Provide only the number of lines where "text" occurs.
----
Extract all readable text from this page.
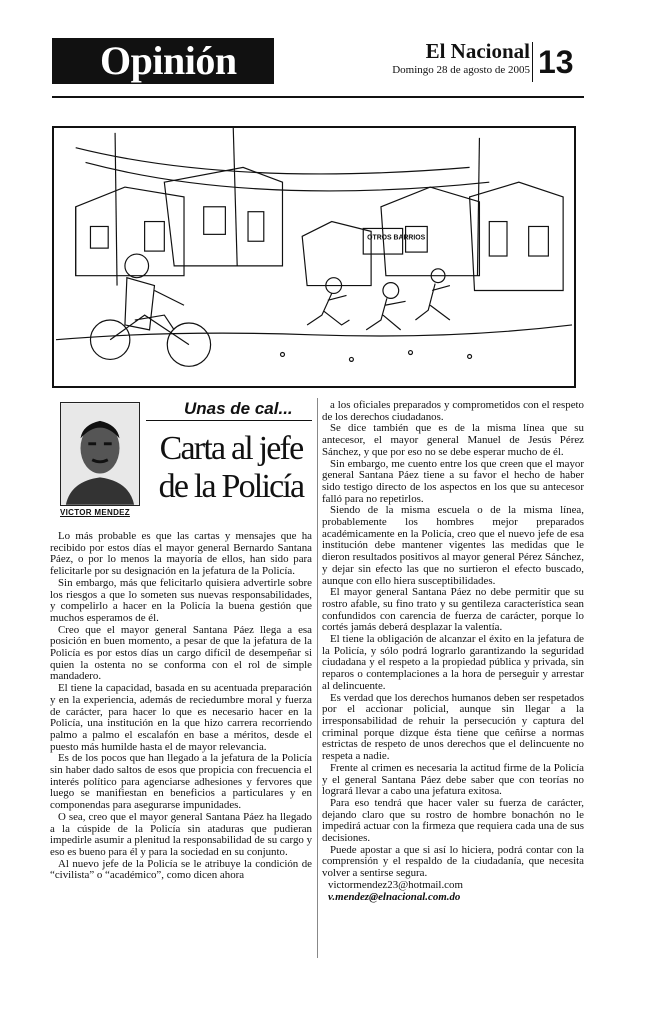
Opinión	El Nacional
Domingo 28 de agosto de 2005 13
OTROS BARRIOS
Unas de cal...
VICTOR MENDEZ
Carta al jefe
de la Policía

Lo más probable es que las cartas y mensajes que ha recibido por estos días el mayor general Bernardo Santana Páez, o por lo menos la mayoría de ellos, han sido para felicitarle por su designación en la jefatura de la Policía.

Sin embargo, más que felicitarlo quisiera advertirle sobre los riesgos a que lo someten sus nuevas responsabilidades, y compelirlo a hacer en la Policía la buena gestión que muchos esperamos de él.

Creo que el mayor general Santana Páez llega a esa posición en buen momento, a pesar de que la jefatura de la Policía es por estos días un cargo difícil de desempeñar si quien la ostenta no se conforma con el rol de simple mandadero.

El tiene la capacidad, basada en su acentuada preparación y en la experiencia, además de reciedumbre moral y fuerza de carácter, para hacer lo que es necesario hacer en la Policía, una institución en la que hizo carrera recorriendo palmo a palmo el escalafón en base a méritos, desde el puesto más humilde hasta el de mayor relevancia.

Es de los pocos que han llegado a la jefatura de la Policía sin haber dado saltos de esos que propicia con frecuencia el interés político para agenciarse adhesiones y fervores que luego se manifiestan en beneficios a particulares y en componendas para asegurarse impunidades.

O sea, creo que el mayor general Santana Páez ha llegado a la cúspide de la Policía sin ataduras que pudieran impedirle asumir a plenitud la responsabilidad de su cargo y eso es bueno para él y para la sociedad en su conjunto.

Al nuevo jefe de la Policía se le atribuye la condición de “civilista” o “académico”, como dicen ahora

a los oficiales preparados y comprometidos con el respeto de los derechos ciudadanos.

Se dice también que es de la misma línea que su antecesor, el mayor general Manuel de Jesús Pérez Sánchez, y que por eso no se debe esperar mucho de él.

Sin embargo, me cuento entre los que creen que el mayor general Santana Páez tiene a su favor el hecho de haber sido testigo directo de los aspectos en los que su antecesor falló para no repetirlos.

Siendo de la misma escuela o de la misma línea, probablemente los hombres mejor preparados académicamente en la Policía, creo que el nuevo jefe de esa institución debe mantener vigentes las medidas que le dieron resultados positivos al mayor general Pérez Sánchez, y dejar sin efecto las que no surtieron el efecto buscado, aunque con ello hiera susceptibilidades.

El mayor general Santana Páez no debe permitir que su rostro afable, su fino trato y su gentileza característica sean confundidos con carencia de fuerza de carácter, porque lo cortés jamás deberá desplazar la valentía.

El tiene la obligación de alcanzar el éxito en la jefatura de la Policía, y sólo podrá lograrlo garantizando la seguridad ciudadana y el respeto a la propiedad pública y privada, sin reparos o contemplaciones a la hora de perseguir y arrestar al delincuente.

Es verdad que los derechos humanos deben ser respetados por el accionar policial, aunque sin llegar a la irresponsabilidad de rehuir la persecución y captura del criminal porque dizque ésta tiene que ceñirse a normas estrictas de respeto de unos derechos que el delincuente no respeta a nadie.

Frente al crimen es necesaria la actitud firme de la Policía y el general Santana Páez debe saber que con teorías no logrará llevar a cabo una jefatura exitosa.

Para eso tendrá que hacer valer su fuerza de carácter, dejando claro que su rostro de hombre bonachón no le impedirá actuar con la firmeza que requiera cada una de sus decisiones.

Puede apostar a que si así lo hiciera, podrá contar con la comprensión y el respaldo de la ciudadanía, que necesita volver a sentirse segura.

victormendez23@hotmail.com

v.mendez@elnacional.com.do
----
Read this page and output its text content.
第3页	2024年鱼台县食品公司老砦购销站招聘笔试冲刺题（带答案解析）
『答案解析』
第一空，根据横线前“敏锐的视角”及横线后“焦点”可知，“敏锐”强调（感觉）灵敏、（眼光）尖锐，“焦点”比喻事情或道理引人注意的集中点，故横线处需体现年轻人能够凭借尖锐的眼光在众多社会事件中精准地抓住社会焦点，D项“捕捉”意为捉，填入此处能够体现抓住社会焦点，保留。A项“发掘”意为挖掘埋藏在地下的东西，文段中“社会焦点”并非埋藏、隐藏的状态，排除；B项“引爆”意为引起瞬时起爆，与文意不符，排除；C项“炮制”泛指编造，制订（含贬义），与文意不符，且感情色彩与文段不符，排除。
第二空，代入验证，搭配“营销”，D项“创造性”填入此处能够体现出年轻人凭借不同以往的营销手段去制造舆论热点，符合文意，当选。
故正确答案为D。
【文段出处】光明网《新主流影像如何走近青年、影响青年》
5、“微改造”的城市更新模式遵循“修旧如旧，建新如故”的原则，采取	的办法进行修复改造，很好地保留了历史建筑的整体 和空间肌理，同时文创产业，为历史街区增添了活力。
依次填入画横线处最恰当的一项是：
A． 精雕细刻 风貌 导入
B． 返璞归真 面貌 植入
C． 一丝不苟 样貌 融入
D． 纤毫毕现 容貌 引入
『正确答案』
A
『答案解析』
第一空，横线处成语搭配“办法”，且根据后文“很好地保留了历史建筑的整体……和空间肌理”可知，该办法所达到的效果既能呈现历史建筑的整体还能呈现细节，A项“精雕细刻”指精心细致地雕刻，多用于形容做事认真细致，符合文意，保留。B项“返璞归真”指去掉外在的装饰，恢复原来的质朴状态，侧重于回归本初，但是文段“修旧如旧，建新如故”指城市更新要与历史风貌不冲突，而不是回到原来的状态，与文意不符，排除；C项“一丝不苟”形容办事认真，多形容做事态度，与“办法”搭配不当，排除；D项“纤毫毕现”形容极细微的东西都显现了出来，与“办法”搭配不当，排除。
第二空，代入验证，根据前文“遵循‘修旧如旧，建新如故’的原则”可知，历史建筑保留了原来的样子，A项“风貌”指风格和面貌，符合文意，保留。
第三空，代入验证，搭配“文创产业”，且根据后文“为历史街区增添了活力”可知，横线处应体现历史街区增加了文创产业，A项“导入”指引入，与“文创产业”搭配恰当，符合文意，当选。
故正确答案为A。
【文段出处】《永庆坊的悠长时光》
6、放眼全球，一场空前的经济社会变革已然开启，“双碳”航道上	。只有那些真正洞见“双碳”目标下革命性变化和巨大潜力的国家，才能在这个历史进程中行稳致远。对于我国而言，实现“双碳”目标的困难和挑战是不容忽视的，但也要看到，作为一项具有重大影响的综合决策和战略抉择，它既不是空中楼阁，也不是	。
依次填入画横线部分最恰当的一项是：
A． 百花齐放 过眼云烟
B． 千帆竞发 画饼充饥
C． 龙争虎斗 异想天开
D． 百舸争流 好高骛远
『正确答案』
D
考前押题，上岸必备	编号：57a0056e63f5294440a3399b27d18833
----
=== Solution ===
2